● **REQUIREMENTS**:
From the entries below, gather each line containing the word "count".

____ INPUT RECORDS

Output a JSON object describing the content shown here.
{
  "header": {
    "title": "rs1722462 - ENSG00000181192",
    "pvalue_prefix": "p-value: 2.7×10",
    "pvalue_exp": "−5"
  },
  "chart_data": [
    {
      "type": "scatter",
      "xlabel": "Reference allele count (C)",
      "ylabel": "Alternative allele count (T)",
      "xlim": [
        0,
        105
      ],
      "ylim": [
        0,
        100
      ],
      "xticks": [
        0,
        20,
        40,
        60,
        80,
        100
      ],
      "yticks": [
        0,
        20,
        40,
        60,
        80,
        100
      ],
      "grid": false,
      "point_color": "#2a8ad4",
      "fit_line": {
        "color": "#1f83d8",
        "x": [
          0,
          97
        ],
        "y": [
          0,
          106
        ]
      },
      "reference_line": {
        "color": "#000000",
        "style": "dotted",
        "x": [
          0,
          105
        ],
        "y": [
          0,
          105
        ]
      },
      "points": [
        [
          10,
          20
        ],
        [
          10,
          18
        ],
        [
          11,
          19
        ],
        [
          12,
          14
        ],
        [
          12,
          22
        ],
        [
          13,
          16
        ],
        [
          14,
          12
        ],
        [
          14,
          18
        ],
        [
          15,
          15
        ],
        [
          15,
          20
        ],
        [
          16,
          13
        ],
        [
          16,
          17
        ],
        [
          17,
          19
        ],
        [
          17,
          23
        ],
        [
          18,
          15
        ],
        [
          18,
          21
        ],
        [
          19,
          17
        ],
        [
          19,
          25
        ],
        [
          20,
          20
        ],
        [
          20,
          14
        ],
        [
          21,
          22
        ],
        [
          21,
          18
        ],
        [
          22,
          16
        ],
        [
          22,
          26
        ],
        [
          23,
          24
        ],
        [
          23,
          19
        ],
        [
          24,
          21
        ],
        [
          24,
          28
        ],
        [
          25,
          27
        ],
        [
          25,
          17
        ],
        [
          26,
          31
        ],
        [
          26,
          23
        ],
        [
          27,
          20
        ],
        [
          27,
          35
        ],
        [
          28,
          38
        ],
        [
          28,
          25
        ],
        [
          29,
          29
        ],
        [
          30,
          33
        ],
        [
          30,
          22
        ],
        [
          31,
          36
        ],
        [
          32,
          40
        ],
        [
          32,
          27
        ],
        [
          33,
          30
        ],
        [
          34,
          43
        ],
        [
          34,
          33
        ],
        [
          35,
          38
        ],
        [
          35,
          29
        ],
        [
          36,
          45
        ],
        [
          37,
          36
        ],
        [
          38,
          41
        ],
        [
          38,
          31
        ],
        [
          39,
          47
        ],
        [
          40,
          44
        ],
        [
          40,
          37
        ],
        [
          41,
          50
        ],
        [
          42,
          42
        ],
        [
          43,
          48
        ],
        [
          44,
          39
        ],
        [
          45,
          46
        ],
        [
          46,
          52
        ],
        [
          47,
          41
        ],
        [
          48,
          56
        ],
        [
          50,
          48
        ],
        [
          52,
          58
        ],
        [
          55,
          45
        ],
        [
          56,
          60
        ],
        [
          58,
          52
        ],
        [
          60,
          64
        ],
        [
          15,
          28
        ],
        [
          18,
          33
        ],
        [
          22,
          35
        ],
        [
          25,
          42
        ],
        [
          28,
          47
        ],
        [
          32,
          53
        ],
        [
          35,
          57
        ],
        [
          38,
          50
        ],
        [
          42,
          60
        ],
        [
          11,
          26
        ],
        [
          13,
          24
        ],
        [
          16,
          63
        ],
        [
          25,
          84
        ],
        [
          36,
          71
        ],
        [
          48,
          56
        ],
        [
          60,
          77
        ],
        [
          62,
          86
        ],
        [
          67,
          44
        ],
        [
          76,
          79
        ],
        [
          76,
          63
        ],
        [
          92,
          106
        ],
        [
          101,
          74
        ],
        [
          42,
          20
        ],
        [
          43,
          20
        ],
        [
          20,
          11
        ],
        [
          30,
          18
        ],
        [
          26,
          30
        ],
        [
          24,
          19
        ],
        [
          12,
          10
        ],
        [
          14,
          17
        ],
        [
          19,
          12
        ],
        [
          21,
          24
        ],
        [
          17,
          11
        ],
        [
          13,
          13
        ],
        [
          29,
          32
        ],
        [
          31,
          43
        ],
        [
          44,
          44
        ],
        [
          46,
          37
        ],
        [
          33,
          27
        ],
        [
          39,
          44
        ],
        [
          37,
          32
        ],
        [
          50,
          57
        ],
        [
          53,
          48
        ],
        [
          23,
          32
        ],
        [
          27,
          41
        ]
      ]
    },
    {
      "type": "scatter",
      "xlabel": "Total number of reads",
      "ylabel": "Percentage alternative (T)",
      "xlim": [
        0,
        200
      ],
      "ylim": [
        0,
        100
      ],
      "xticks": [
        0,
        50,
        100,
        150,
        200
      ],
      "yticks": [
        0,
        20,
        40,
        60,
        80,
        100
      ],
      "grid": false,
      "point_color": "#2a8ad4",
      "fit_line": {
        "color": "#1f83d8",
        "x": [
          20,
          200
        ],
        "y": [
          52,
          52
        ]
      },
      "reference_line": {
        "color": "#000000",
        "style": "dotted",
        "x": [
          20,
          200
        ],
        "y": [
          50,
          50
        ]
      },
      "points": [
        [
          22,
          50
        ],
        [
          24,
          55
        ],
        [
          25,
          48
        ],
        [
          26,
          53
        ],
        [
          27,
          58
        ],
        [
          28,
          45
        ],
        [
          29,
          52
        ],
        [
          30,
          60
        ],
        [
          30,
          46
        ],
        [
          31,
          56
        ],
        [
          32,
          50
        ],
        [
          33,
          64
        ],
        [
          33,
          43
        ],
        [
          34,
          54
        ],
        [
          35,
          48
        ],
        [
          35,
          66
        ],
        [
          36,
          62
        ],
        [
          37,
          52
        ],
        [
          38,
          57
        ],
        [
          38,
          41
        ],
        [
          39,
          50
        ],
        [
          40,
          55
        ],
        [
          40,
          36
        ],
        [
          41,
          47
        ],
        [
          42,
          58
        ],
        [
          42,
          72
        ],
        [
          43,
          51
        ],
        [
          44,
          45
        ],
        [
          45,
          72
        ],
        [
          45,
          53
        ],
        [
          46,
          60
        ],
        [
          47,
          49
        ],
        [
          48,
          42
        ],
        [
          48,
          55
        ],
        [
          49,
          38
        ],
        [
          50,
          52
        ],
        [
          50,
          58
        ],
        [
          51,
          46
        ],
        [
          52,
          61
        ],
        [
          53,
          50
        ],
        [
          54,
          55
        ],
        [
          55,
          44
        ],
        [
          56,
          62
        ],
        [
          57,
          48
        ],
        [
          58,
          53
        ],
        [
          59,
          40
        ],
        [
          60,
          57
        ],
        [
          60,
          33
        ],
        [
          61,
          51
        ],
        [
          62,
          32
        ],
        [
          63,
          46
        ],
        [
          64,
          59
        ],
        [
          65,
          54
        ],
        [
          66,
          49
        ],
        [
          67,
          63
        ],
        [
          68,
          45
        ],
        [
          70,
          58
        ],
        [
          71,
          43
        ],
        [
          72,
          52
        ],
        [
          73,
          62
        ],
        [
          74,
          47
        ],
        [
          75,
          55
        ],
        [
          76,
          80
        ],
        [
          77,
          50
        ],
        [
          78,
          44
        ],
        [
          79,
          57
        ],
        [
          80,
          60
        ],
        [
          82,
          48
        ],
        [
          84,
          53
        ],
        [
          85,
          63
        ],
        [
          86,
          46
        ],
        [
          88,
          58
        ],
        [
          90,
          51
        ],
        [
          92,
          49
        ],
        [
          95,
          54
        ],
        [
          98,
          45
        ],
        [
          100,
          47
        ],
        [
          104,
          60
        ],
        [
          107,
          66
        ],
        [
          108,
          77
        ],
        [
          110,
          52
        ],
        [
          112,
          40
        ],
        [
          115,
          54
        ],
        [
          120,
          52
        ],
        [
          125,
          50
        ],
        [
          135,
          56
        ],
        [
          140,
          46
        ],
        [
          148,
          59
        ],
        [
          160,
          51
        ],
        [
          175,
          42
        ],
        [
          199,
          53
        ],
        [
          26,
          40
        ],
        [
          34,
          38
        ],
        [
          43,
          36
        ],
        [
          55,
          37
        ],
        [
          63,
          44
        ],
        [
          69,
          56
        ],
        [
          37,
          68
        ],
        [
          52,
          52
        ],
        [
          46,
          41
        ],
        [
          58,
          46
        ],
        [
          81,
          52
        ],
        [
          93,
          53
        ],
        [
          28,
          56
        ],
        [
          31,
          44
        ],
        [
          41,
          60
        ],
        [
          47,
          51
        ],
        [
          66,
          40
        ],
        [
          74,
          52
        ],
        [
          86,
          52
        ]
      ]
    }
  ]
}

________

● **SOLUTION FOR THIS PROBLEM**:
      "xlabel": "Reference allele count (C)",
      "ylabel": "Alternative allele count (T)",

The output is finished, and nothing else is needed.